Can you repeat every line of the records with "help-icon" swapped for "info-icon" everywhere it occurs, leaving all else unchanged and the pictures out?

• **Item position entries**
----------

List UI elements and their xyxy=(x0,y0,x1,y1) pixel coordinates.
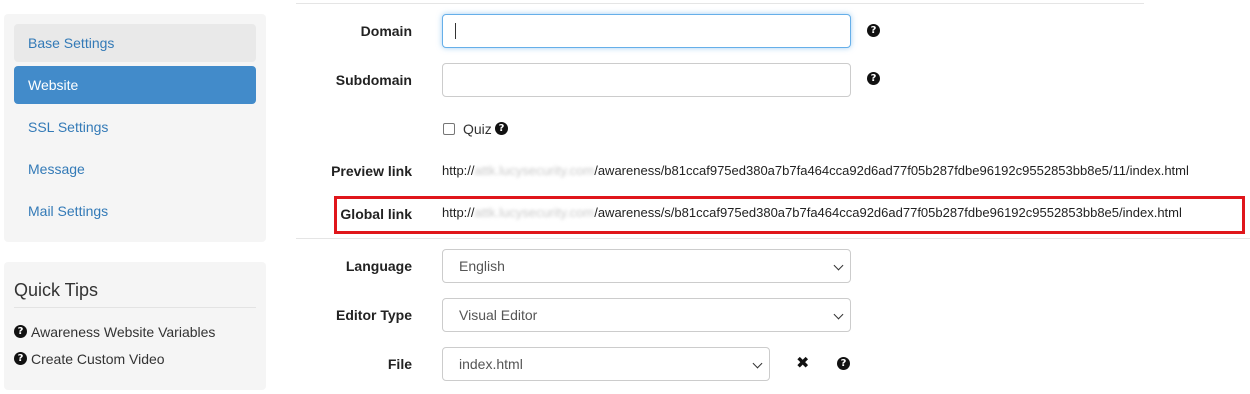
domain-input[interactable] xyxy=(442,14,851,48)
quick-tips-title: Quick Tips xyxy=(14,272,256,308)
subdomain-label: Subdomain xyxy=(335,72,412,88)
subdomain-input[interactable] xyxy=(442,63,851,97)
domain-help-icon[interactable]: ? xyxy=(867,24,880,37)
tip-label: Create Custom Video xyxy=(31,350,165,367)
question-circle-icon: ? xyxy=(14,325,27,338)
text-caret xyxy=(455,23,456,39)
sidebar-item-message[interactable]: Message xyxy=(14,150,256,188)
sidebar-item-mail-settings[interactable]: Mail Settings xyxy=(14,192,256,230)
editor-type-select[interactable]: Visual Editor xyxy=(442,298,851,332)
file-help-icon[interactable]: ? xyxy=(837,357,850,370)
settings-sidebar: Base Settings Website SSL Settings Messa… xyxy=(4,14,266,242)
file-selected-value: index.html xyxy=(459,356,523,372)
subdomain-help-icon[interactable]: ? xyxy=(867,72,880,85)
global-link-highlight-box xyxy=(334,196,1245,234)
language-select[interactable]: English xyxy=(442,249,851,283)
editor-type-selected-value: Visual Editor xyxy=(459,307,538,323)
editor-type-label: Editor Type xyxy=(336,307,412,323)
quiz-label[interactable]: Quiz xyxy=(463,121,492,137)
tip-create-custom-video[interactable]: ? Create Custom Video xyxy=(14,345,256,372)
divider xyxy=(296,3,1144,4)
sidebar-item-base-settings[interactable]: Base Settings xyxy=(14,24,256,62)
language-selected-value: English xyxy=(459,258,505,274)
chevron-down-icon xyxy=(833,309,844,320)
divider xyxy=(296,238,1250,239)
quick-tips-panel: Quick Tips ? Awareness Website Variables… xyxy=(4,262,266,390)
quiz-help-icon[interactable]: ? xyxy=(495,122,508,135)
language-label: Language xyxy=(345,258,412,274)
quiz-checkbox[interactable] xyxy=(443,123,455,135)
tip-awareness-website-variables[interactable]: ? Awareness Website Variables xyxy=(14,318,256,345)
tip-label: Awareness Website Variables xyxy=(31,323,216,340)
url-path: /awareness/b81ccaf975ed380a7b7fa464cca92… xyxy=(594,163,1189,178)
file-label: File xyxy=(387,356,412,372)
question-circle-icon: ? xyxy=(14,352,27,365)
preview-link-url[interactable]: http://attk.lucysecurity.com/awareness/b… xyxy=(442,163,1189,178)
url-host-blurred: attk.lucysecurity.com xyxy=(474,163,595,178)
chevron-down-icon xyxy=(752,358,763,369)
sidebar-item-ssl-settings[interactable]: SSL Settings xyxy=(14,108,256,146)
domain-label: Domain xyxy=(360,23,412,39)
preview-link-label: Preview link xyxy=(331,163,412,179)
file-select[interactable]: index.html xyxy=(442,347,770,381)
remove-file-icon[interactable]: ✖ xyxy=(796,353,809,372)
chevron-down-icon xyxy=(833,260,844,271)
url-prefix: http:// xyxy=(442,163,475,178)
sidebar-item-website[interactable]: Website xyxy=(14,66,256,104)
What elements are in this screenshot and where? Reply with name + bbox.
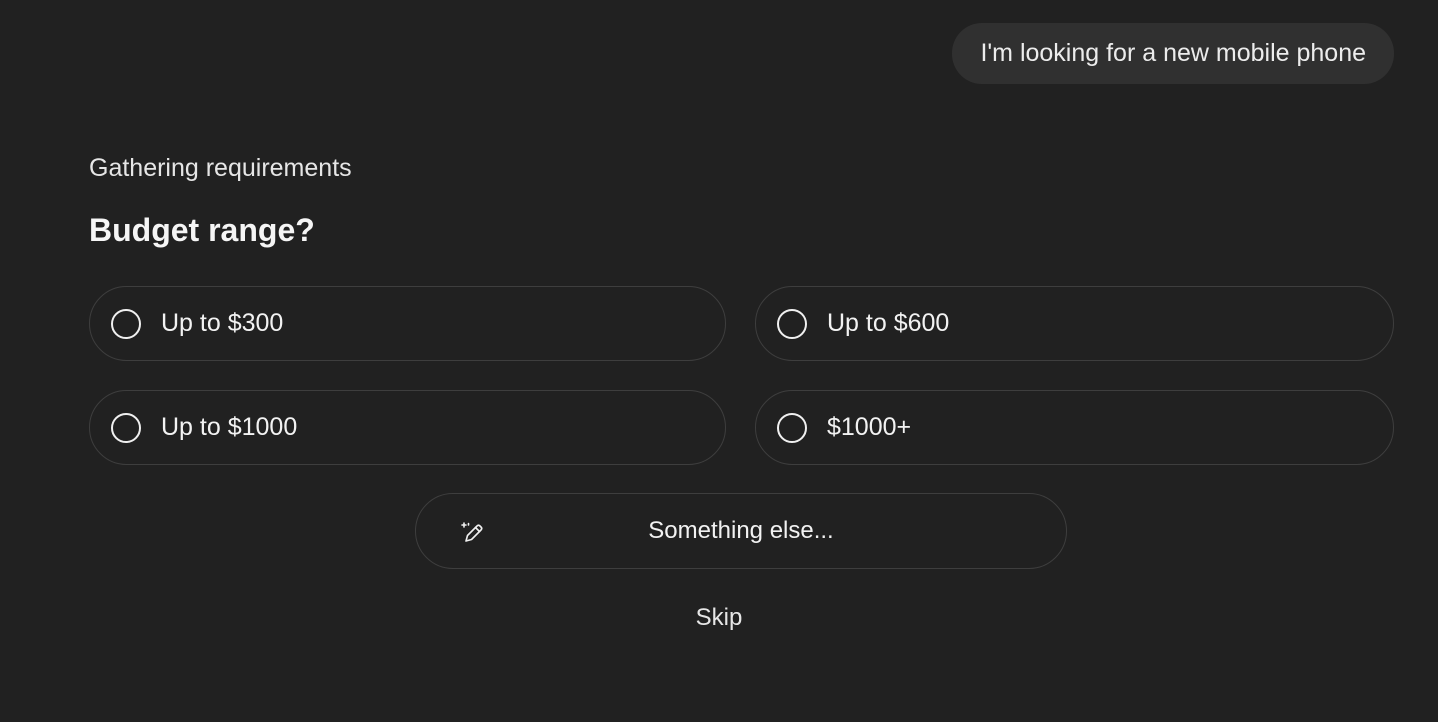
radio-unselected-icon[interactable] (777, 412, 807, 443)
something-else-label: Something else... (648, 517, 834, 544)
option-up-to-300[interactable]: Up to $300 (89, 286, 726, 361)
option-label: Up to $300 (161, 309, 284, 337)
option-label: Up to $600 (827, 309, 950, 337)
radio-unselected-icon[interactable] (777, 308, 807, 339)
radio-unselected-icon[interactable] (111, 308, 141, 339)
option-1000-plus[interactable]: $1000+ (755, 390, 1394, 465)
option-label: Up to $1000 (161, 413, 298, 441)
skip-button[interactable]: Skip (696, 604, 743, 631)
option-label: $1000+ (827, 413, 912, 441)
radio-unselected-icon[interactable] (111, 412, 141, 443)
question-title: Budget range? (89, 212, 315, 248)
user-message-bubble: I'm looking for a new mobile phone (952, 23, 1394, 84)
pencil-sparkle-icon (461, 522, 483, 542)
chat-page: I'm looking for a new mobile phone Gathe… (0, 0, 1438, 722)
option-up-to-1000[interactable]: Up to $1000 (89, 390, 726, 465)
skip-row: Skip (0, 604, 1438, 632)
section-label: Gathering requirements (89, 154, 352, 182)
option-up-to-600[interactable]: Up to $600 (755, 286, 1394, 361)
something-else-button[interactable]: Something else... (415, 493, 1067, 569)
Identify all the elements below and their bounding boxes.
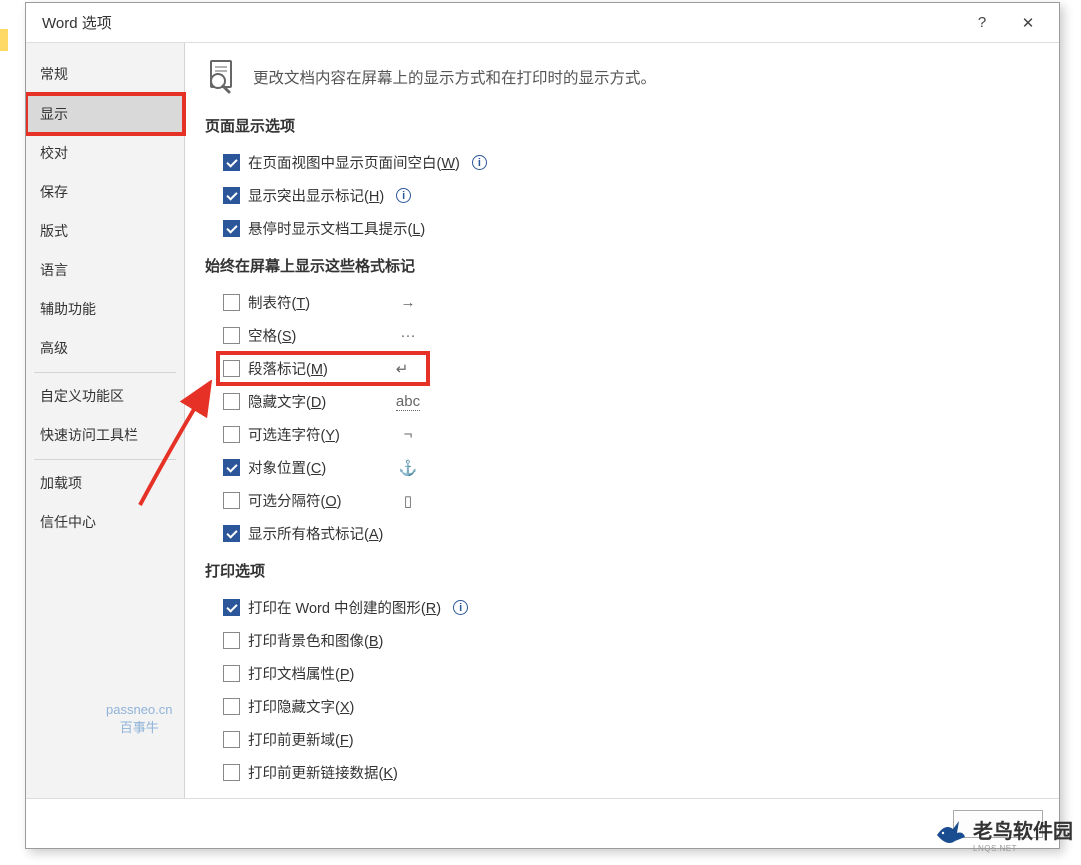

----------

• **Solution to the exercise**
List UI elements and their xyxy=(x0,y0,x1,y1) pixel coordinates.
domain-input[interactable] xyxy=(442,14,851,48)
quick-tips-title: Quick Tips xyxy=(14,272,256,308)
subdomain-label: Subdomain xyxy=(335,72,412,88)
subdomain-input[interactable] xyxy=(442,63,851,97)
domain-info-icon[interactable]: ? xyxy=(867,24,880,37)
tip-label: Create Custom Video xyxy=(31,350,165,367)
question-circle-icon: ? xyxy=(14,325,27,338)
text-caret xyxy=(455,23,456,39)
sidebar-item-message[interactable]: Message xyxy=(14,150,256,188)
sidebar-item-mail-settings[interactable]: Mail Settings xyxy=(14,192,256,230)
editor-type-select[interactable]: Visual Editor xyxy=(442,298,851,332)
file-info-icon[interactable]: ? xyxy=(837,357,850,370)
settings-sidebar: Base Settings Website SSL Settings Messa… xyxy=(4,14,266,242)
file-selected-value: index.html xyxy=(459,356,523,372)
subdomain-info-icon[interactable]: ? xyxy=(867,72,880,85)
global-link-highlight-box xyxy=(334,196,1245,234)
language-select[interactable]: English xyxy=(442,249,851,283)
editor-type-selected-value: Visual Editor xyxy=(459,307,538,323)
editor-type-label: Editor Type xyxy=(336,307,412,323)
quiz-label[interactable]: Quiz xyxy=(463,121,492,137)
tip-create-custom-video[interactable]: ? Create Custom Video xyxy=(14,345,256,372)
divider xyxy=(296,3,1144,4)
sidebar-item-base-settings[interactable]: Base Settings xyxy=(14,24,256,62)
language-selected-value: English xyxy=(459,258,505,274)
chevron-down-icon xyxy=(833,309,844,320)
divider xyxy=(296,238,1250,239)
quick-tips-panel: Quick Tips ? Awareness Website Variables… xyxy=(4,262,266,390)
quiz-info-icon[interactable]: ? xyxy=(495,122,508,135)
language-label: Language xyxy=(345,258,412,274)
quiz-checkbox[interactable] xyxy=(443,123,455,135)
tip-awareness-website-variables[interactable]: ? Awareness Website Variables xyxy=(14,318,256,345)
tip-label: Awareness Website Variables xyxy=(31,323,216,340)
url-path: /awareness/b81ccaf975ed380a7b7fa464cca92… xyxy=(594,163,1189,178)
file-label: File xyxy=(387,356,412,372)
question-circle-icon: ? xyxy=(14,352,27,365)
preview-link-url[interactable]: http://attk.lucysecurity.com/awareness/b… xyxy=(442,163,1189,178)
url-host-blurred: attk.lucysecurity.com xyxy=(474,163,595,178)
chevron-down-icon xyxy=(752,358,763,369)
sidebar-item-ssl-settings[interactable]: SSL Settings xyxy=(14,108,256,146)
domain-label: Domain xyxy=(360,23,412,39)
preview-link-label: Preview link xyxy=(331,163,412,179)
file-select[interactable]: index.html xyxy=(442,347,770,381)
remove-file-icon[interactable]: ✖ xyxy=(796,353,809,372)
chevron-down-icon xyxy=(833,260,844,271)
url-prefix: http:// xyxy=(442,163,475,178)
sidebar-item-website[interactable]: Website xyxy=(14,66,256,104)
What elements are in this screenshot and where? Reply with name + bbox.
radio-unselected-icon[interactable] (777, 412, 807, 443)
something-else-label: Something else... (648, 517, 834, 544)
option-up-to-300[interactable]: Up to $300 (89, 286, 726, 361)
option-label: Up to $300 (161, 309, 284, 337)
option-label: Up to $600 (827, 309, 950, 337)
radio-unselected-icon[interactable] (777, 308, 807, 339)
radio-unselected-icon[interactable] (111, 308, 141, 339)
option-1000-plus[interactable]: $1000+ (755, 390, 1394, 465)
option-label: Up to $1000 (161, 413, 298, 441)
skip-button[interactable]: Skip (696, 604, 743, 631)
option-label: $1000+ (827, 413, 912, 441)
radio-unselected-icon[interactable] (111, 412, 141, 443)
question-title: Budget range? (89, 212, 315, 248)
user-message-bubble: I'm looking for a new mobile phone (952, 23, 1394, 84)
pencil-sparkle-icon (461, 522, 483, 542)
chat-page: I'm looking for a new mobile phone Gathe… (0, 0, 1438, 722)
option-up-to-1000[interactable]: Up to $1000 (89, 390, 726, 465)
skip-row: Skip (0, 604, 1438, 632)
section-label: Gathering requirements (89, 154, 352, 182)
option-up-to-600[interactable]: Up to $600 (755, 286, 1394, 361)
something-else-button[interactable]: Something else... (415, 493, 1067, 569)
Identify all the elements below and their bounding boxes.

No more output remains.